[Data items]

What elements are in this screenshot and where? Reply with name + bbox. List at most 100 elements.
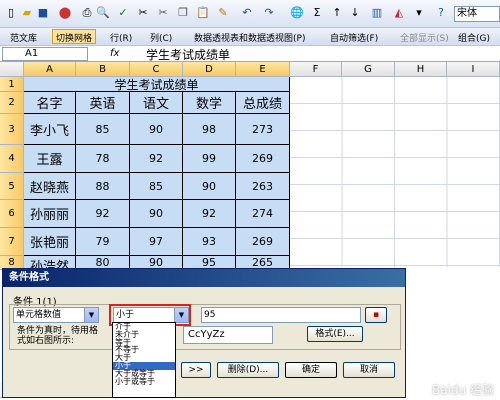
zoom-icon[interactable]: ▾ xyxy=(412,6,426,20)
table-cell[interactable]: 李小飞 xyxy=(24,114,76,145)
condition-type-select[interactable]: 单元格数值 ▼ xyxy=(13,307,99,323)
list-item[interactable]: 小于或等于 xyxy=(113,377,175,386)
row-header-1[interactable]: 1 xyxy=(0,77,24,92)
paste-icon[interactable]: 📋 xyxy=(196,6,210,20)
save-icon[interactable]: ■ xyxy=(36,6,50,20)
table-cell[interactable]: 85 xyxy=(76,114,130,145)
select-all-corner[interactable] xyxy=(0,62,24,77)
table-cell[interactable]: 92 xyxy=(76,200,130,228)
redo-icon[interactable]: ↷ xyxy=(262,6,276,20)
table-cell[interactable]: 孙丽丽 xyxy=(24,200,76,228)
row-header-7[interactable]: 7 xyxy=(0,228,24,256)
preview-label: 条件为真时，待用格式如右图所示: xyxy=(17,326,99,346)
undo-icon[interactable]: ↶ xyxy=(240,6,254,20)
table-cell[interactable]: 90 xyxy=(183,173,236,200)
add-button[interactable]: >> xyxy=(181,362,211,378)
delete-button[interactable]: 删除(D)... xyxy=(217,362,279,378)
table-cell[interactable]: 90 xyxy=(130,114,183,145)
format-button[interactable]: 格式(E)... xyxy=(307,326,363,342)
header-english[interactable]: 英语 xyxy=(76,92,130,114)
table-cell[interactable]: 273 xyxy=(236,114,290,145)
table-title[interactable]: 学生考试成绩单 xyxy=(24,77,290,92)
format-painter-icon[interactable]: ✎ xyxy=(216,6,230,20)
chart-wizard-icon[interactable]: ▥ xyxy=(370,6,384,20)
autofilter-button[interactable]: 自动筛选(F) xyxy=(330,31,378,44)
cut-icon[interactable]: ✂ xyxy=(156,6,170,20)
font-name-box[interactable]: 宋体 xyxy=(454,6,500,22)
operator-select[interactable]: 小于 ▼ xyxy=(113,307,189,323)
standard-toolbar: ▯ ▰ ■ ⬤ ⎙ 🔍 ✓ ✂ ✂ ❐ 📋 ✎ ↶ ↷ 🌐 Σ ↑ ↓ ▥ ◭ … xyxy=(0,0,500,28)
table-cell[interactable]: 88 xyxy=(76,173,130,200)
chevron-down-icon[interactable]: ▼ xyxy=(174,308,188,322)
table-cell[interactable]: 97 xyxy=(130,228,183,256)
row-header-3[interactable]: 3 xyxy=(0,114,24,145)
new-file-icon[interactable]: ▯ xyxy=(4,6,18,20)
hyperlink-icon[interactable]: 🌐 xyxy=(290,6,304,20)
table-cell[interactable]: 98 xyxy=(183,114,236,145)
sort-descending-icon[interactable]: ↓ xyxy=(348,6,362,20)
help-icon[interactable]: ? xyxy=(434,6,448,20)
row-header-6[interactable]: 6 xyxy=(0,200,24,228)
header-name[interactable]: 名字 xyxy=(24,92,76,114)
research-icon[interactable]: ✂ xyxy=(136,6,150,20)
name-box-value: A1 xyxy=(25,48,39,59)
permission-icon[interactable]: ⬤ xyxy=(58,6,72,20)
column-header-f[interactable]: F xyxy=(290,62,342,77)
table-cell[interactable]: 274 xyxy=(236,200,290,228)
table-cell[interactable]: 99 xyxy=(183,145,236,173)
columns-button[interactable]: 列(C) xyxy=(150,31,172,44)
header-total[interactable]: 总成绩 xyxy=(236,92,290,114)
table-cell[interactable]: 85 xyxy=(130,173,183,200)
cancel-button[interactable]: 取消 xyxy=(343,362,395,378)
column-header-i[interactable]: I xyxy=(447,62,500,77)
open-folder-icon[interactable]: ▰ xyxy=(20,6,34,20)
watermark: Baidu 经验 xyxy=(432,383,494,397)
fx-icon[interactable]: fx xyxy=(110,48,119,59)
chevron-down-icon[interactable]: ▼ xyxy=(84,308,98,322)
print-icon[interactable]: ⎙ xyxy=(80,6,94,20)
column-header-a[interactable]: A xyxy=(24,62,76,77)
table-cell[interactable]: 78 xyxy=(76,145,130,173)
show-all-button[interactable]: 全部显示(S) xyxy=(400,31,449,44)
table-cell[interactable]: 269 xyxy=(236,228,290,256)
drawing-icon[interactable]: ◭ xyxy=(392,6,406,20)
rows-button[interactable]: 行(R) xyxy=(110,31,132,44)
table-cell[interactable]: 王露 xyxy=(24,145,76,173)
toggle-grid-button[interactable]: 切换网格 xyxy=(52,29,97,44)
operator-dropdown-list[interactable]: 介于 未介于 等于 不等于 大于 小于 大于或等于 小于或等于 xyxy=(112,322,176,398)
collapse-dialog-icon[interactable]: ▪ xyxy=(365,307,387,323)
row-header-5[interactable]: 5 xyxy=(0,173,24,200)
operator-value: 小于 xyxy=(116,310,135,320)
dialog-title: 条件格式 xyxy=(3,269,405,287)
table-cell[interactable]: 79 xyxy=(76,228,130,256)
spelling-icon[interactable]: ✓ xyxy=(116,6,130,20)
formula-content[interactable]: 学生考试成绩单 xyxy=(146,46,230,63)
group-button[interactable]: 组合(G) xyxy=(458,31,490,44)
table-cell[interactable]: 90 xyxy=(130,200,183,228)
row-header-2[interactable]: 2 xyxy=(0,92,24,114)
table-cell[interactable]: 92 xyxy=(130,145,183,173)
autosum-icon[interactable]: Σ xyxy=(310,6,324,20)
header-chinese[interactable]: 语文 xyxy=(130,92,183,114)
table-cell[interactable]: 92 xyxy=(183,200,236,228)
column-header-e[interactable]: E xyxy=(236,62,290,77)
name-box[interactable]: A1 xyxy=(2,47,88,61)
copy-icon[interactable]: ❐ xyxy=(176,6,190,20)
table-cell[interactable]: 张艳丽 xyxy=(24,228,76,256)
table-cell[interactable]: 93 xyxy=(183,228,236,256)
table-cell[interactable]: 赵晓燕 xyxy=(24,173,76,200)
condition-type-value: 单元格数值 xyxy=(16,310,62,320)
toolbar2-item-fanwenku[interactable]: 范文库 xyxy=(10,31,37,44)
sort-ascending-icon[interactable]: ↑ xyxy=(330,6,344,20)
value-input[interactable]: 95 xyxy=(201,307,361,323)
column-header-h[interactable]: H xyxy=(395,62,447,77)
table-cell[interactable]: 269 xyxy=(236,145,290,173)
print-preview-icon[interactable]: 🔍 xyxy=(96,6,110,20)
header-math[interactable]: 数学 xyxy=(183,92,236,114)
ok-button[interactable]: 确定 xyxy=(285,362,337,378)
row-header-4[interactable]: 4 xyxy=(0,145,24,173)
empty-grid[interactable] xyxy=(290,77,500,267)
pivot-table-button[interactable]: 数据透视表和数据透视图(P) xyxy=(194,31,305,44)
table-cell[interactable]: 263 xyxy=(236,173,290,200)
column-header-g[interactable]: G xyxy=(342,62,395,77)
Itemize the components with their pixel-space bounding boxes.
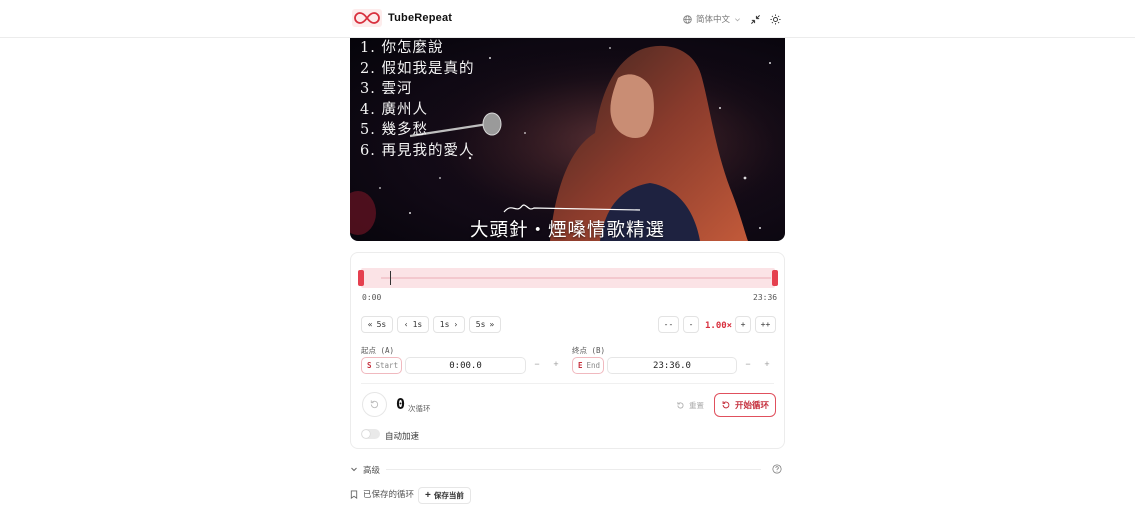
speed-down-button[interactable]: -	[683, 316, 699, 333]
timeline-range	[381, 277, 771, 279]
saved-loops-label: 已保存的循环	[363, 489, 415, 499]
speed-up-button[interactable]: +	[735, 316, 751, 333]
brand[interactable]: TubeRepeat	[352, 9, 452, 27]
timeline-start-time: 0:00	[362, 293, 382, 302]
loop-count-unit: 次循环	[408, 404, 431, 413]
signature-mark	[503, 204, 641, 213]
start-loop-button[interactable]: 开始循环	[714, 393, 776, 417]
loop-control-card: 0:00 23:36 «5s ‹ 1s 1s › 5s» -- - 1.00× + …	[350, 252, 785, 449]
divider	[386, 469, 761, 470]
top-bar: TubeRepeat 简体中文	[0, 0, 1135, 38]
double-chevron-left-icon: «	[367, 320, 373, 329]
timeline-track[interactable]	[358, 268, 778, 288]
song-list-overlay: 1. 你怎麼說 2. 假如我是真的 3. 雲河 4. 廣州人 5. 幾多愁 6.…	[360, 38, 474, 161]
loop-end-minus-button[interactable]: −	[743, 359, 753, 369]
song-list-item: 5. 幾多愁	[360, 122, 428, 138]
speed-value: 1.00×	[705, 321, 733, 331]
song-list-item: 1. 你怎麼說	[360, 40, 444, 56]
set-start-button[interactable]: S Start	[361, 357, 402, 374]
loop-start-time-input[interactable]: 0:00.0	[405, 357, 526, 374]
set-end-button[interactable]: E End	[572, 357, 604, 374]
language-selector[interactable]: 简体中文	[683, 13, 741, 25]
loop-counter-icon	[362, 392, 387, 417]
chevron-right-icon: ›	[453, 320, 459, 329]
toggle-knob	[362, 430, 370, 438]
auto-speed-label: 自动加速	[385, 431, 420, 441]
divider	[361, 383, 774, 384]
loop-end-time-input[interactable]: 23:36.0	[607, 357, 737, 374]
save-current-button[interactable]: + 保存当前	[418, 487, 471, 504]
timeline-end-time: 23:36	[753, 293, 778, 302]
repeat-icon	[722, 401, 730, 409]
speed-down-more-button[interactable]: --	[658, 316, 679, 333]
sun-icon[interactable]	[768, 12, 782, 26]
loop-end-label: 终点 (B)	[572, 346, 606, 355]
loop-count: 0	[396, 395, 406, 413]
chevron-down-icon	[735, 17, 740, 21]
loop-start-label: 起点 (A)	[361, 346, 395, 355]
song-list-item: 4. 廣州人	[360, 101, 428, 118]
infinity-logo-icon	[352, 9, 382, 27]
forward-5s-button[interactable]: 5s»	[469, 316, 501, 333]
saved-loops-header: 已保存的循环	[350, 488, 414, 500]
app-name: TubeRepeat	[388, 12, 453, 24]
double-chevron-right-icon: »	[489, 320, 495, 329]
collapse-icon[interactable]	[748, 12, 762, 26]
reset-button[interactable]: 重置	[676, 400, 704, 411]
loop-end-plus-button[interactable]: +	[762, 359, 772, 369]
loop-start-minus-button[interactable]: −	[532, 359, 542, 369]
speed-up-more-button[interactable]: ++	[755, 316, 776, 333]
video-player[interactable]: 1. 你怎麼說 2. 假如我是真的 3. 雲河 4. 廣州人 5. 幾多愁 6.…	[350, 38, 785, 241]
video-caption: 大頭針・煙嗓情歌精選	[469, 220, 665, 241]
chevron-left-icon: ‹	[403, 320, 409, 329]
plus-icon: +	[425, 489, 431, 501]
song-list-item: 2. 假如我是真的	[360, 60, 475, 77]
language-label: 简体中文	[696, 14, 731, 24]
loop-start-plus-button[interactable]: +	[551, 359, 561, 369]
end-handle[interactable]	[772, 268, 778, 288]
advanced-section-toggle[interactable]: 高级	[350, 463, 785, 475]
advanced-label: 高级	[363, 465, 381, 475]
help-icon[interactable]	[772, 464, 782, 474]
start-handle[interactable]	[358, 268, 364, 288]
back-1s-button[interactable]: ‹ 1s	[397, 316, 429, 333]
bookmark-icon	[350, 489, 358, 499]
chevron-down-icon	[351, 467, 357, 472]
playhead[interactable]	[389, 271, 392, 285]
forward-1s-button[interactable]: 1s ›	[433, 316, 465, 333]
globe-icon	[683, 14, 692, 24]
song-list-item: 6. 再見我的愛人	[360, 142, 475, 159]
reset-icon	[677, 402, 684, 409]
back-5s-button[interactable]: «5s	[361, 316, 393, 333]
song-list-item: 3. 雲河	[360, 81, 413, 97]
auto-speed-toggle[interactable]	[361, 429, 380, 439]
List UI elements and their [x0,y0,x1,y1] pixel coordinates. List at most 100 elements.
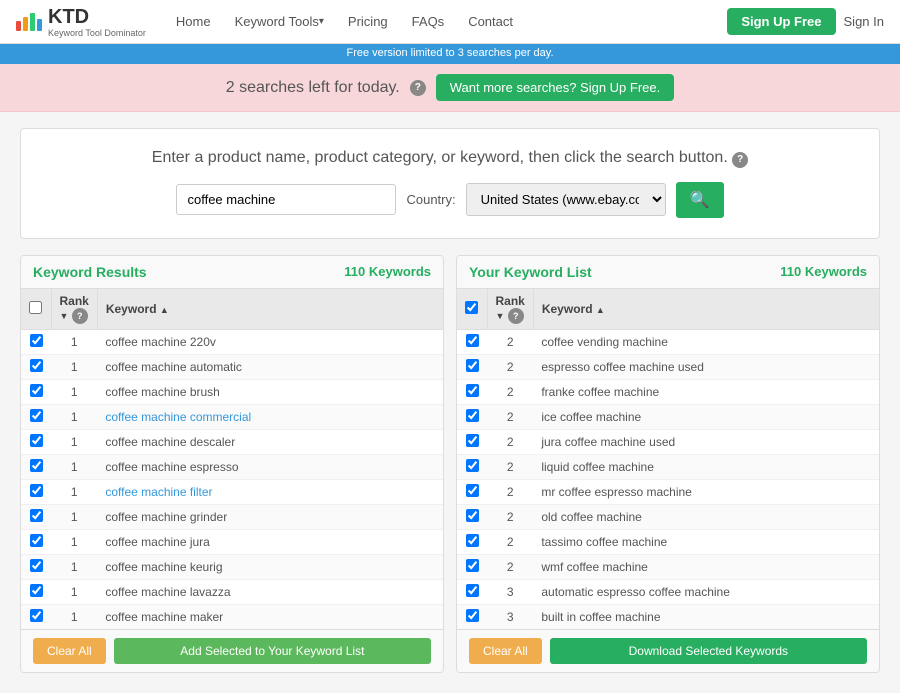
row-checkbox[interactable] [466,334,479,347]
table-row: 1 coffee machine grinder [21,504,443,529]
row-checkbox[interactable] [466,384,479,397]
col-keyword-right[interactable]: Keyword ▲ [533,289,879,330]
keyword-list-footer: Clear All Download Selected Keywords [457,629,879,672]
keyword-results-count: 110 Keywords [344,264,431,279]
logo-text: KTD [48,6,146,29]
row-checkbox[interactable] [466,459,479,472]
row-rank: 1 [51,479,97,504]
row-checkbox[interactable] [466,434,479,447]
row-checkbox[interactable] [30,434,43,447]
row-keyword: coffee vending machine [533,329,879,354]
row-checkbox-cell [457,454,487,479]
row-keyword: coffee machine automatic [97,354,443,379]
row-checkbox[interactable] [30,334,43,347]
row-checkbox[interactable] [466,409,479,422]
row-checkbox[interactable] [30,409,43,422]
row-checkbox[interactable] [30,559,43,572]
row-keyword: wmf coffee machine [533,554,879,579]
col-keyword[interactable]: Keyword ▲ [97,289,443,330]
row-checkbox[interactable] [466,534,479,547]
row-keyword: coffee machine maker [97,604,443,629]
keyword-link[interactable]: coffee machine filter [105,485,212,499]
row-rank: 1 [51,354,97,379]
row-keyword: espresso coffee machine used [533,354,879,379]
row-rank: 1 [51,579,97,604]
row-checkbox[interactable] [30,359,43,372]
country-label: Country: [406,192,455,207]
row-keyword: built in coffee machine [533,604,879,629]
nav-faqs[interactable]: FAQs [402,10,455,33]
row-checkbox-cell [457,554,487,579]
row-checkbox[interactable] [466,359,479,372]
table-row: 3 built in coffee machine [457,604,879,629]
row-checkbox-cell [457,354,487,379]
search-help-icon[interactable]: ? [732,152,748,168]
nav-links: Home Keyword Tools Pricing FAQs Contact [166,10,727,33]
keyword-link[interactable]: coffee machine commercial [105,410,251,424]
table-row: 2 ice coffee machine [457,404,879,429]
table-row: 1 coffee machine filter [21,479,443,504]
row-checkbox[interactable] [30,509,43,522]
clear-all-button-left[interactable]: Clear All [33,638,106,664]
row-rank: 1 [51,454,97,479]
keyword-results-panel: Keyword Results 110 Keywords Rank ▼ ? Ke… [20,255,444,673]
country-select[interactable]: United States (www.ebay.com) United King… [466,183,666,216]
row-checkbox-cell [457,579,487,604]
row-keyword: franke coffee machine [533,379,879,404]
row-checkbox-cell [457,504,487,529]
row-checkbox[interactable] [30,609,43,622]
row-checkbox[interactable] [466,484,479,497]
row-checkbox[interactable] [466,509,479,522]
keyword-list-table: Rank ▼ ? Keyword ▲ 2 coffee vending mach… [457,289,879,629]
select-all-checkbox[interactable] [29,301,42,314]
row-checkbox[interactable] [466,584,479,597]
row-rank: 1 [51,404,97,429]
table-row: 3 automatic espresso coffee machine [457,579,879,604]
nav-contact[interactable]: Contact [458,10,523,33]
nav-home[interactable]: Home [166,10,221,33]
search-button[interactable]: 🔍 [676,182,724,218]
row-checkbox[interactable] [30,584,43,597]
select-all-checkbox-right[interactable] [465,301,478,314]
search-input[interactable] [176,184,396,215]
row-checkbox[interactable] [30,484,43,497]
row-checkbox[interactable] [30,534,43,547]
row-rank: 2 [487,479,533,504]
row-rank: 2 [487,379,533,404]
row-keyword: coffee machine commercial [97,404,443,429]
nav-pricing[interactable]: Pricing [338,10,398,33]
table-row: 2 coffee vending machine [457,329,879,354]
download-button[interactable]: Download Selected Keywords [550,638,867,664]
row-checkbox[interactable] [466,559,479,572]
row-checkbox[interactable] [466,609,479,622]
row-rank: 1 [51,504,97,529]
top-banner: Free version limited to 3 searches per d… [0,44,900,62]
clear-all-button-right[interactable]: Clear All [469,638,542,664]
row-keyword: coffee machine lavazza [97,579,443,604]
row-keyword: coffee machine descaler [97,429,443,454]
signup-button[interactable]: Sign Up Free [727,8,835,35]
row-rank: 1 [51,604,97,629]
alert-help-icon[interactable]: ? [410,80,426,96]
table-row: 1 coffee machine commercial [21,404,443,429]
row-rank: 2 [487,554,533,579]
logo-subtext: Keyword Tool Dominator [48,29,146,38]
add-selected-button[interactable]: Add Selected to Your Keyword List [114,638,431,664]
row-keyword: automatic espresso coffee machine [533,579,879,604]
keyword-results-footer: Clear All Add Selected to Your Keyword L… [21,629,443,672]
keyword-results-header: Keyword Results 110 Keywords [21,256,443,289]
want-more-button[interactable]: Want more searches? Sign Up Free. [436,74,675,101]
col-rank-right[interactable]: Rank ▼ ? [487,289,533,330]
nav-keyword-tools[interactable]: Keyword Tools [225,10,334,33]
nav-right: Sign Up Free Sign In [727,8,884,35]
table-row: 1 coffee machine espresso [21,454,443,479]
keyword-list-header: Your Keyword List 110 Keywords [457,256,879,289]
row-checkbox-cell [457,404,487,429]
brand-logo: KTD Keyword Tool Dominator [16,6,146,38]
col-rank[interactable]: Rank ▼ ? [51,289,97,330]
signin-button[interactable]: Sign In [844,14,884,29]
table-row: 2 espresso coffee machine used [457,354,879,379]
row-checkbox[interactable] [30,384,43,397]
row-keyword: old coffee machine [533,504,879,529]
row-checkbox[interactable] [30,459,43,472]
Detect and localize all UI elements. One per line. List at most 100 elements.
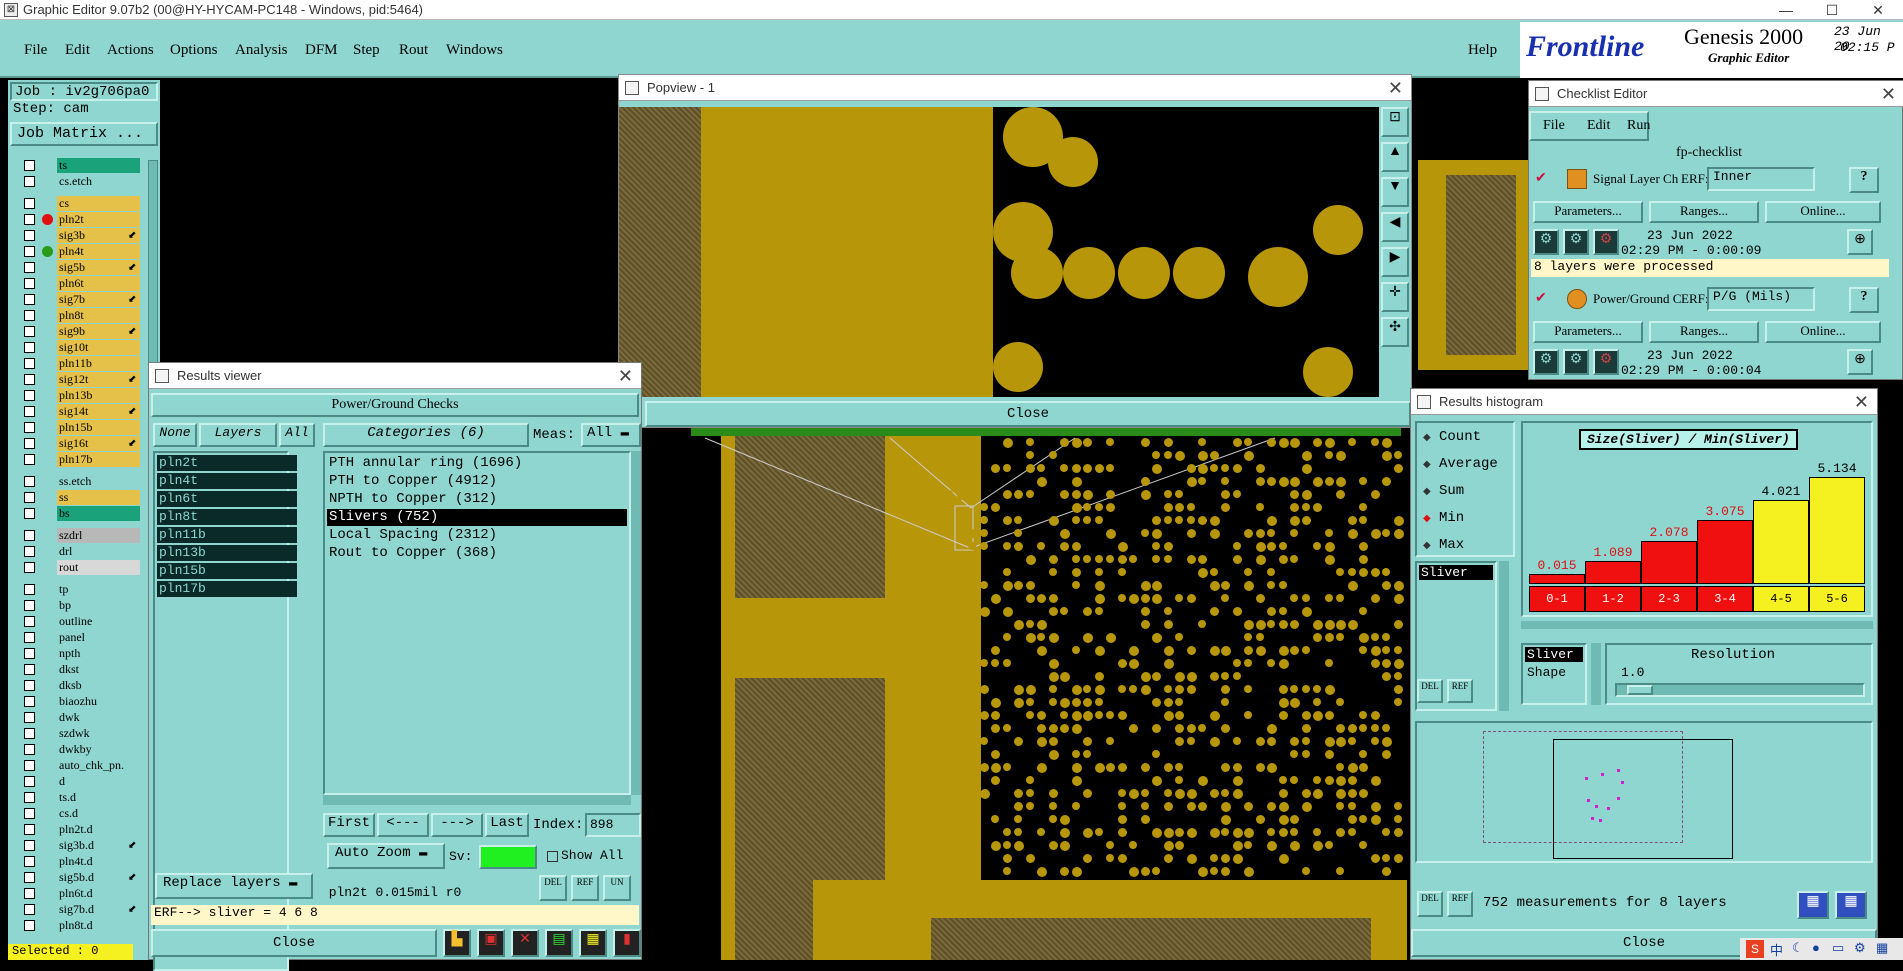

WHAT IS ASKED: Starting at the line containing "zoom-icon[interactable]: ▾ xyxy=(412,6,426,20)" and ending at the line containing "standard-toolbar: ▯ ▰", edit those lines of the records so that every "table-cell" becomes "grid-cell", leaving all else unchanged.

WRITTEN ANSWER:
zoom-icon[interactable]: ▾ xyxy=(412,6,426,20)
grid-cell[interactable]: 李小飞 xyxy=(24,114,76,145)
condition-type-select[interactable]: 单元格数值 ▼ xyxy=(13,307,99,323)
list-item[interactable]: 小于或等于 xyxy=(113,377,175,386)
row-header-1[interactable]: 1 xyxy=(0,77,24,92)
paste-icon[interactable]: 📋 xyxy=(196,6,210,20)
save-icon[interactable]: ■ xyxy=(36,6,50,20)
grid-cell[interactable]: 85 xyxy=(76,114,130,145)
select-all-corner[interactable] xyxy=(0,62,24,77)
grid-cell[interactable]: 92 xyxy=(76,200,130,228)
redo-icon[interactable]: ↷ xyxy=(262,6,276,20)
grid-cell[interactable]: 孙丽丽 xyxy=(24,200,76,228)
row-header-7[interactable]: 7 xyxy=(0,228,24,256)
preview-label: 条件为真时，待用格式如右图所示: xyxy=(17,326,99,346)
undo-icon[interactable]: ↶ xyxy=(240,6,254,20)
grid-cell[interactable]: 90 xyxy=(183,173,236,200)
add-button[interactable]: >> xyxy=(181,362,211,378)
delete-button[interactable]: 删除(D)... xyxy=(217,362,279,378)
grid-cell[interactable]: 90 xyxy=(130,114,183,145)
format-button[interactable]: 格式(E)... xyxy=(307,326,363,342)
header-english[interactable]: 英语 xyxy=(76,92,130,114)
grid-cell[interactable]: 273 xyxy=(236,114,290,145)
table-title[interactable]: 学生考试成绩单 xyxy=(24,77,290,92)
format-painter-icon[interactable]: ✎ xyxy=(216,6,230,20)
chart-wizard-icon[interactable]: ▥ xyxy=(370,6,384,20)
autofilter-button[interactable]: 自动筛选(F) xyxy=(330,31,378,44)
cut-icon[interactable]: ✂ xyxy=(156,6,170,20)
font-name-box[interactable]: 宋体 xyxy=(454,6,500,22)
operator-select[interactable]: 小于 ▼ xyxy=(113,307,189,323)
standard-toolbar: ▯ ▰ ■ ⬤ ⎙ 🔍 ✓ ✂ ✂ ❐ 📋 ✎ ↶ ↷ 🌐 Σ ↑ ↓ ▥ ◭ … xyxy=(0,0,500,28)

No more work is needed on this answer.